> Problem details
Copy each line of the data below with the word "Herr".

> Records shown
----

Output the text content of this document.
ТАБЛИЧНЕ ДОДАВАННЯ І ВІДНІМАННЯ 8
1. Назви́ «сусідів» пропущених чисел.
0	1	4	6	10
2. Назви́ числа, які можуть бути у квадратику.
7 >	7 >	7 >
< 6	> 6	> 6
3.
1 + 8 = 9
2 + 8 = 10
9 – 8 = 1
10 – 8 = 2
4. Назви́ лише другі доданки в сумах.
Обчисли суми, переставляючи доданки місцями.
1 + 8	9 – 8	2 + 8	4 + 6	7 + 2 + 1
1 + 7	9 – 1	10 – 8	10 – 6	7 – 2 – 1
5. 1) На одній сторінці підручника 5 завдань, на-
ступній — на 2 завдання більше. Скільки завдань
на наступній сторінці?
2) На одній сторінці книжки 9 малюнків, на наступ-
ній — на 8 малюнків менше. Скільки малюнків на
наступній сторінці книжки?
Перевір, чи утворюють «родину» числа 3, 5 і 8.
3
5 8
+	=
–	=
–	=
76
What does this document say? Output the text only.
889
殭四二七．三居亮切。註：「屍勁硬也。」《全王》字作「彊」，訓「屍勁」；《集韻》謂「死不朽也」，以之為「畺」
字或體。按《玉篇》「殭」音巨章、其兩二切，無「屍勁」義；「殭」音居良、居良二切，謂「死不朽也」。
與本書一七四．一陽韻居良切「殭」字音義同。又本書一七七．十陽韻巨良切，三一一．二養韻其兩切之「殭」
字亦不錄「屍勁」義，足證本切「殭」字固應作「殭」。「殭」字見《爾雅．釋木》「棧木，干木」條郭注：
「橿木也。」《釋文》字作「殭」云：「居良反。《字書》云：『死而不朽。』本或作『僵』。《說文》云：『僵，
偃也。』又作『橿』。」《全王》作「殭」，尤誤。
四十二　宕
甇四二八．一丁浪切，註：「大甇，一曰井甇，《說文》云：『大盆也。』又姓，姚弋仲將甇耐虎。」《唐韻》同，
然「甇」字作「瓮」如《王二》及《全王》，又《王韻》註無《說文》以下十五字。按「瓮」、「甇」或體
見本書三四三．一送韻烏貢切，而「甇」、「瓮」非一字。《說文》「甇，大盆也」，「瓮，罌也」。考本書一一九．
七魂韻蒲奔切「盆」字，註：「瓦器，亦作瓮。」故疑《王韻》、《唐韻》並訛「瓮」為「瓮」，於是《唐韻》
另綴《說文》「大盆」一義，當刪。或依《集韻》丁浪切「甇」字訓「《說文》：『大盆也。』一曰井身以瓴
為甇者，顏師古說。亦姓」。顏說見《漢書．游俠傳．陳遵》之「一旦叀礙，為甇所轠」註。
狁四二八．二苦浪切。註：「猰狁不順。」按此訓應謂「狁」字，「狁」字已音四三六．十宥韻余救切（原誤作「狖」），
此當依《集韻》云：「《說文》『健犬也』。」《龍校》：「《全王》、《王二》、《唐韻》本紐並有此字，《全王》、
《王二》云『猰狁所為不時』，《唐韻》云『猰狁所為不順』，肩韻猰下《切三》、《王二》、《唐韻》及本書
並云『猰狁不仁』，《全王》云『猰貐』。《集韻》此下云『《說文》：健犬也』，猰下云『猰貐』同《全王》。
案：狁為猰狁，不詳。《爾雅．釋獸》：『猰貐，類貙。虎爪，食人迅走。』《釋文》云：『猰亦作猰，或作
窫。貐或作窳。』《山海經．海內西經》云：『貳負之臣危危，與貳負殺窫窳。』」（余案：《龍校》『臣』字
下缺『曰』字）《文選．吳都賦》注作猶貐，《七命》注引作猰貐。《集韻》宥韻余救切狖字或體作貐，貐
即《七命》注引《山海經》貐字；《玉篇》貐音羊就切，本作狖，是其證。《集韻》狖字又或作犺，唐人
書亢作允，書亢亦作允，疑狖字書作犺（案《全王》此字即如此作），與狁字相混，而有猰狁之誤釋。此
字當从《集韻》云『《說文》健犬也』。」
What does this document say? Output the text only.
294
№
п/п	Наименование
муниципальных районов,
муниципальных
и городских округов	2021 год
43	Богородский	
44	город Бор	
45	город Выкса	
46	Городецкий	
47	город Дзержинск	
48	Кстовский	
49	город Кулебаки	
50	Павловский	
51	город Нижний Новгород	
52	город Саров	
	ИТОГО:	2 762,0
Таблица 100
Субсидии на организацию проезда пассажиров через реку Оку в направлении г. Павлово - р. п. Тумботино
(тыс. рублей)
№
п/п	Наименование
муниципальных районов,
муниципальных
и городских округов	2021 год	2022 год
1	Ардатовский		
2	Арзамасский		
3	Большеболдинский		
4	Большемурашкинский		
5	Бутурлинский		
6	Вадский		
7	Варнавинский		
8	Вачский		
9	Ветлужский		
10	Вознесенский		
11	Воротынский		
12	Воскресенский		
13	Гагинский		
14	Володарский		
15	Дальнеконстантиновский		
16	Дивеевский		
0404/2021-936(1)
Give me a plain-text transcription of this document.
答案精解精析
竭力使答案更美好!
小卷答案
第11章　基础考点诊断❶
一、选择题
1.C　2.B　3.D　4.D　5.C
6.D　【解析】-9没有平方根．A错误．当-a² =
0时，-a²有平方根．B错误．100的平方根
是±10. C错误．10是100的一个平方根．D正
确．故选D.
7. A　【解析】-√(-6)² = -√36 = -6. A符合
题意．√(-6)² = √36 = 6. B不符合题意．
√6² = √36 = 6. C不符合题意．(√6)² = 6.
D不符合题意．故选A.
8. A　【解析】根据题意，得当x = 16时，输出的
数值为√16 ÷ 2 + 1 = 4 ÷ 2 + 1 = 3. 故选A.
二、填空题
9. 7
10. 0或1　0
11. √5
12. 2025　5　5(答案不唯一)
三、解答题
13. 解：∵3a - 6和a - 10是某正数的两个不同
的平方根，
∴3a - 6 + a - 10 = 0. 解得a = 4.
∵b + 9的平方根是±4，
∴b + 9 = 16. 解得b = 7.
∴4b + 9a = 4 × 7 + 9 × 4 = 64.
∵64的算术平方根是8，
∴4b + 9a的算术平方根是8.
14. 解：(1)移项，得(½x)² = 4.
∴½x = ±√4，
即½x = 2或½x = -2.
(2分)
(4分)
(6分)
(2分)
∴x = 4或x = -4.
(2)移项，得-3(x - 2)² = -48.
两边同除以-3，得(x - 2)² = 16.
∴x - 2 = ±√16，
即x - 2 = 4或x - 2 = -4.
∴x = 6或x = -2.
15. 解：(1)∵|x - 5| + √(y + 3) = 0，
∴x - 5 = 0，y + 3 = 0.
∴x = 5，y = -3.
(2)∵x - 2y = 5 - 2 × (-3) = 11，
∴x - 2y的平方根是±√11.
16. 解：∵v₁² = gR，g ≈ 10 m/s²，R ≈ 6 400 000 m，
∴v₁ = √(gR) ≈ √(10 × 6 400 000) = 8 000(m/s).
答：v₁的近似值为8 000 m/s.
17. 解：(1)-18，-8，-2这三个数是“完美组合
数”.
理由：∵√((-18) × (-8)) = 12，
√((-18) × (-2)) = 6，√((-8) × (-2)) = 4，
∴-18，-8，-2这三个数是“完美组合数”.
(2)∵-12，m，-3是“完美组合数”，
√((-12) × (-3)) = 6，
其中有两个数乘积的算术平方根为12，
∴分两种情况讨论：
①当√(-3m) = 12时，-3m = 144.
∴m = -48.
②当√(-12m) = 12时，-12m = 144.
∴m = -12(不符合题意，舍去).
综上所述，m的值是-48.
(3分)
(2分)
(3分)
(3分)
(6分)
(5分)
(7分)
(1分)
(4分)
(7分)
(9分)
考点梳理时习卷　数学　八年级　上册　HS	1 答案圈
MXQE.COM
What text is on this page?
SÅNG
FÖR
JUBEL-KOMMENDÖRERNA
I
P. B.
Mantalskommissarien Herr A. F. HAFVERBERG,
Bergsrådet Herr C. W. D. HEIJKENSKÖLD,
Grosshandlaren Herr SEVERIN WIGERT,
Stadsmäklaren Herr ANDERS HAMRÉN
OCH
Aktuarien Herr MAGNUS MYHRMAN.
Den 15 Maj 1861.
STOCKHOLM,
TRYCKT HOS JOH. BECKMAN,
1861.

----

> Completed task
Mantalskommissarien Herr A. F. HAFVERBERG,
Bergsrådet Herr C. W. D. HEIJKENSKÖLD,
Grosshandlaren Herr SEVERIN WIGERT,
Stadsmäklaren Herr ANDERS HAMRÉN
Aktuarien Herr MAGNUS MYHRMAN.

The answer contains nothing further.